# Supplied data
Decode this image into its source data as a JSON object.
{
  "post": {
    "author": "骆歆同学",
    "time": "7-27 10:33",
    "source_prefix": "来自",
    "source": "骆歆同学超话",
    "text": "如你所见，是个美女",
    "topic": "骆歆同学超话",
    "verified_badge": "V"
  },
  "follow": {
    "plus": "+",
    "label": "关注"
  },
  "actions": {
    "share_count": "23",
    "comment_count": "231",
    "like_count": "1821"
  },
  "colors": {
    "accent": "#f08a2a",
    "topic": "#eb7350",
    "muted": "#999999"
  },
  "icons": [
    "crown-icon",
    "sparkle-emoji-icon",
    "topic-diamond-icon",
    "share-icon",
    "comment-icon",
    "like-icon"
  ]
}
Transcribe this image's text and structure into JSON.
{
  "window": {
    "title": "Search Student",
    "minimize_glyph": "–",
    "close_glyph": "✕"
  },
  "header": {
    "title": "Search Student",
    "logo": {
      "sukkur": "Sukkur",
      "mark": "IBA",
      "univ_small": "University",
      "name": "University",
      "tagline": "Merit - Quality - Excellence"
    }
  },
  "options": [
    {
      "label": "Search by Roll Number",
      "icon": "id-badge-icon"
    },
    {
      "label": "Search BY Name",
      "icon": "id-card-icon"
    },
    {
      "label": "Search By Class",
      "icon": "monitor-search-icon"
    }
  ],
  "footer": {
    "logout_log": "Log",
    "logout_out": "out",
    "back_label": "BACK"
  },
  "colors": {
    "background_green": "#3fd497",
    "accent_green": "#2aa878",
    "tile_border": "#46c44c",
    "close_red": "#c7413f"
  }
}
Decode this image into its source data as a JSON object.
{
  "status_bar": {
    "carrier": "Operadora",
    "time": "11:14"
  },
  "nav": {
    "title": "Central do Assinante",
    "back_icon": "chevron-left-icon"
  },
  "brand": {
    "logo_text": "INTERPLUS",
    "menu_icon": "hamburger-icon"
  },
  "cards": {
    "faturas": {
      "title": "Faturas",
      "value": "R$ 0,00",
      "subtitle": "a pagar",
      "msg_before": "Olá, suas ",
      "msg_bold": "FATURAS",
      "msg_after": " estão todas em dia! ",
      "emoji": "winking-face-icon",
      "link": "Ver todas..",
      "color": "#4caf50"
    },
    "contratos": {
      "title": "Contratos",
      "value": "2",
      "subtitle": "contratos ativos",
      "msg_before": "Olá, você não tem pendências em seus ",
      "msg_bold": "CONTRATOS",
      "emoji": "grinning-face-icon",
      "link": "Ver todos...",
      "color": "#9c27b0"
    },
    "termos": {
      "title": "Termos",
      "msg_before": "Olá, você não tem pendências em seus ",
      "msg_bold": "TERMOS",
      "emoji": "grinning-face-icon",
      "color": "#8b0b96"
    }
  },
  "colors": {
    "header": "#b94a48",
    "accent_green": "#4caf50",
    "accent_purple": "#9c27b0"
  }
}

# To be done
Repeat all of the entries exactly.

# Correct output
Decode this image into its source data as a JSON object.
{
  "post": {
    "author": "骆歆同学",
    "time": "7-27 10:33",
    "source_prefix": "来自",
    "source": "骆歆同学超话",
    "text": "如你所见，是个美女",
    "topic": "骆歆同学超话",
    "verified_badge": "V"
  },
  "follow": {
    "plus": "+",
    "label": "关注"
  },
  "actions": {
    "share_count": "23",
    "comment_count": "231",
    "like_count": "1821"
  },
  "colors": {
    "accent": "#f08a2a",
    "topic": "#eb7350",
    "muted": "#999999"
  },
  "icons": [
    "crown-icon",
    "sparkle-emoji-icon",
    "topic-diamond-icon",
    "share-icon",
    "comment-icon",
    "like-icon"
  ]
}
Transcribe this image's text and structure into JSON.
{
  "window": {
    "title": "Search Student",
    "minimize_glyph": "–",
    "close_glyph": "✕"
  },
  "header": {
    "title": "Search Student",
    "logo": {
      "sukkur": "Sukkur",
      "mark": "IBA",
      "univ_small": "University",
      "name": "University",
      "tagline": "Merit - Quality - Excellence"
    }
  },
  "options": [
    {
      "label": "Search by Roll Number",
      "icon": "id-badge-icon"
    },
    {
      "label": "Search BY Name",
      "icon": "id-card-icon"
    },
    {
      "label": "Search By Class",
      "icon": "monitor-search-icon"
    }
  ],
  "footer": {
    "logout_log": "Log",
    "logout_out": "out",
    "back_label": "BACK"
  },
  "colors": {
    "background_green": "#3fd497",
    "accent_green": "#2aa878",
    "tile_border": "#46c44c",
    "close_red": "#c7413f"
  }
}
Decode this image into its source data as a JSON object.
{
  "status_bar": {
    "carrier": "Operadora",
    "time": "11:14"
  },
  "nav": {
    "title": "Central do Assinante",
    "back_icon": "chevron-left-icon"
  },
  "brand": {
    "logo_text": "INTERPLUS",
    "menu_icon": "hamburger-icon"
  },
  "cards": {
    "faturas": {
      "title": "Faturas",
      "value": "R$ 0,00",
      "subtitle": "a pagar",
      "msg_before": "Olá, suas ",
      "msg_bold": "FATURAS",
      "msg_after": " estão todas em dia! ",
      "emoji": "winking-face-icon",
      "link": "Ver todas..",
      "color": "#4caf50"
    },
    "contratos": {
      "title": "Contratos",
      "value": "2",
      "subtitle": "contratos ativos",
      "msg_before": "Olá, você não tem pendências em seus ",
      "msg_bold": "CONTRATOS",
      "emoji": "grinning-face-icon",
      "link": "Ver todos...",
      "color": "#9c27b0"
    },
    "termos": {
      "title": "Termos",
      "msg_before": "Olá, você não tem pendências em seus ",
      "msg_bold": "TERMOS",
      "emoji": "grinning-face-icon",
      "color": "#8b0b96"
    }
  },
  "colors": {
    "header": "#b94a48",
    "accent_green": "#4caf50",
    "accent_purple": "#9c27b0"
  }
}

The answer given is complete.